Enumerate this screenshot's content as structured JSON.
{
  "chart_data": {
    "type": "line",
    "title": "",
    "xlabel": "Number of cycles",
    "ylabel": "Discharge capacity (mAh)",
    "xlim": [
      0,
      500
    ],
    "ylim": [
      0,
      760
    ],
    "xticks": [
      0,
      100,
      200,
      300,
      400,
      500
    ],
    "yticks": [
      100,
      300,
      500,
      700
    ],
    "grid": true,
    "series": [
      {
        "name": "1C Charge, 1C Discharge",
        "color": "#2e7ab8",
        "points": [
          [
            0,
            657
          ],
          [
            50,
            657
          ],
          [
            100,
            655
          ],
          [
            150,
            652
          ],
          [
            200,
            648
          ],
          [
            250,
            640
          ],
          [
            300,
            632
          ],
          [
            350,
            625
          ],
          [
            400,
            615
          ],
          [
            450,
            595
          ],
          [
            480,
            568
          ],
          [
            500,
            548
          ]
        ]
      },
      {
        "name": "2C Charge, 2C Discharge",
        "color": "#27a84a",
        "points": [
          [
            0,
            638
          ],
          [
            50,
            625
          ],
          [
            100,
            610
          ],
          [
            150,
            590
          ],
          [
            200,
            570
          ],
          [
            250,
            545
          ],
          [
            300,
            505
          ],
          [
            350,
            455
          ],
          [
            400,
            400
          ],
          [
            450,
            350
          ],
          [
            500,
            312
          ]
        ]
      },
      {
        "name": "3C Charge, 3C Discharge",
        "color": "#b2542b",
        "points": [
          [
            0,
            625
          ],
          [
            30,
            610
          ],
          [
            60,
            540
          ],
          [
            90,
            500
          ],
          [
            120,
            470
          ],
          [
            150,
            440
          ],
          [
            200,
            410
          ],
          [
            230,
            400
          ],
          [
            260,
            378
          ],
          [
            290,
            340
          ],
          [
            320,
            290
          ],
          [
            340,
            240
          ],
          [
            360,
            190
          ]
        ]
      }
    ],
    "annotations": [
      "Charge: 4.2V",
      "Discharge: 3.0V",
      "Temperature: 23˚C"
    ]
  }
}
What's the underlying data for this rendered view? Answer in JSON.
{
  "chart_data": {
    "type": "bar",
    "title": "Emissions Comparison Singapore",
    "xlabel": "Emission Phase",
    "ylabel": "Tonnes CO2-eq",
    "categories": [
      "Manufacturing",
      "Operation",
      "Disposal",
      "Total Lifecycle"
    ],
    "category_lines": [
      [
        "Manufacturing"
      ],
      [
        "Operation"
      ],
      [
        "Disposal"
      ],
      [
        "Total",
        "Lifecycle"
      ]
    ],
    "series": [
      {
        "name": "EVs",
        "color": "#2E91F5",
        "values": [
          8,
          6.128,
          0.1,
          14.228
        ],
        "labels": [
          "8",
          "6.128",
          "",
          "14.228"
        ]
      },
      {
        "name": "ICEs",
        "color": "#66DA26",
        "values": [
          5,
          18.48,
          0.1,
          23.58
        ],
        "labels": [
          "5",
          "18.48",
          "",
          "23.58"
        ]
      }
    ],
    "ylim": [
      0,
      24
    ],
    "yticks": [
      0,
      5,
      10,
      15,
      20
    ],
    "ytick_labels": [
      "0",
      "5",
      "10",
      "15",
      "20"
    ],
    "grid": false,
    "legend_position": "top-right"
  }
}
════════
What you are asked to do: Exactly as they are written, print the entries again.

Task result:
Enumerate this screenshot's content as structured JSON.
{
  "chart_data": {
    "type": "line",
    "title": "",
    "xlabel": "Number of cycles",
    "ylabel": "Discharge capacity (mAh)",
    "xlim": [
      0,
      500
    ],
    "ylim": [
      0,
      760
    ],
    "xticks": [
      0,
      100,
      200,
      300,
      400,
      500
    ],
    "yticks": [
      100,
      300,
      500,
      700
    ],
    "grid": true,
    "series": [
      {
        "name": "1C Charge, 1C Discharge",
        "color": "#2e7ab8",
        "points": [
          [
            0,
            657
          ],
          [
            50,
            657
          ],
          [
            100,
            655
          ],
          [
            150,
            652
          ],
          [
            200,
            648
          ],
          [
            250,
            640
          ],
          [
            300,
            632
          ],
          [
            350,
            625
          ],
          [
            400,
            615
          ],
          [
            450,
            595
          ],
          [
            480,
            568
          ],
          [
            500,
            548
          ]
        ]
      },
      {
        "name": "2C Charge, 2C Discharge",
        "color": "#27a84a",
        "points": [
          [
            0,
            638
          ],
          [
            50,
            625
          ],
          [
            100,
            610
          ],
          [
            150,
            590
          ],
          [
            200,
            570
          ],
          [
            250,
            545
          ],
          [
            300,
            505
          ],
          [
            350,
            455
          ],
          [
            400,
            400
          ],
          [
            450,
            350
          ],
          [
            500,
            312
          ]
        ]
      },
      {
        "name": "3C Charge, 3C Discharge",
        "color": "#b2542b",
        "points": [
          [
            0,
            625
          ],
          [
            30,
            610
          ],
          [
            60,
            540
          ],
          [
            90,
            500
          ],
          [
            120,
            470
          ],
          [
            150,
            440
          ],
          [
            200,
            410
          ],
          [
            230,
            400
          ],
          [
            260,
            378
          ],
          [
            290,
            340
          ],
          [
            320,
            290
          ],
          [
            340,
            240
          ],
          [
            360,
            190
          ]
        ]
      }
    ],
    "annotations": [
      "Charge: 4.2V",
      "Discharge: 3.0V",
      "Temperature: 23˚C"
    ]
  }
}
What's the underlying data for this rendered view? Answer in JSON.
{
  "chart_data": {
    "type": "bar",
    "title": "Emissions Comparison Singapore",
    "xlabel": "Emission Phase",
    "ylabel": "Tonnes CO2-eq",
    "categories": [
      "Manufacturing",
      "Operation",
      "Disposal",
      "Total Lifecycle"
    ],
    "category_lines": [
      [
        "Manufacturing"
      ],
      [
        "Operation"
      ],
      [
        "Disposal"
      ],
      [
        "Total",
        "Lifecycle"
      ]
    ],
    "series": [
      {
        "name": "EVs",
        "color": "#2E91F5",
        "values": [
          8,
          6.128,
          0.1,
          14.228
        ],
        "labels": [
          "8",
          "6.128",
          "",
          "14.228"
        ]
      },
      {
        "name": "ICEs",
        "color": "#66DA26",
        "values": [
          5,
          18.48,
          0.1,
          23.58
        ],
        "labels": [
          "5",
          "18.48",
          "",
          "23.58"
        ]
      }
    ],
    "ylim": [
      0,
      24
    ],
    "yticks": [
      0,
      5,
      10,
      15,
      20
    ],
    "ytick_labels": [
      "0",
      "5",
      "10",
      "15",
      "20"
    ],
    "grid": false,
    "legend_position": "top-right"
  }
}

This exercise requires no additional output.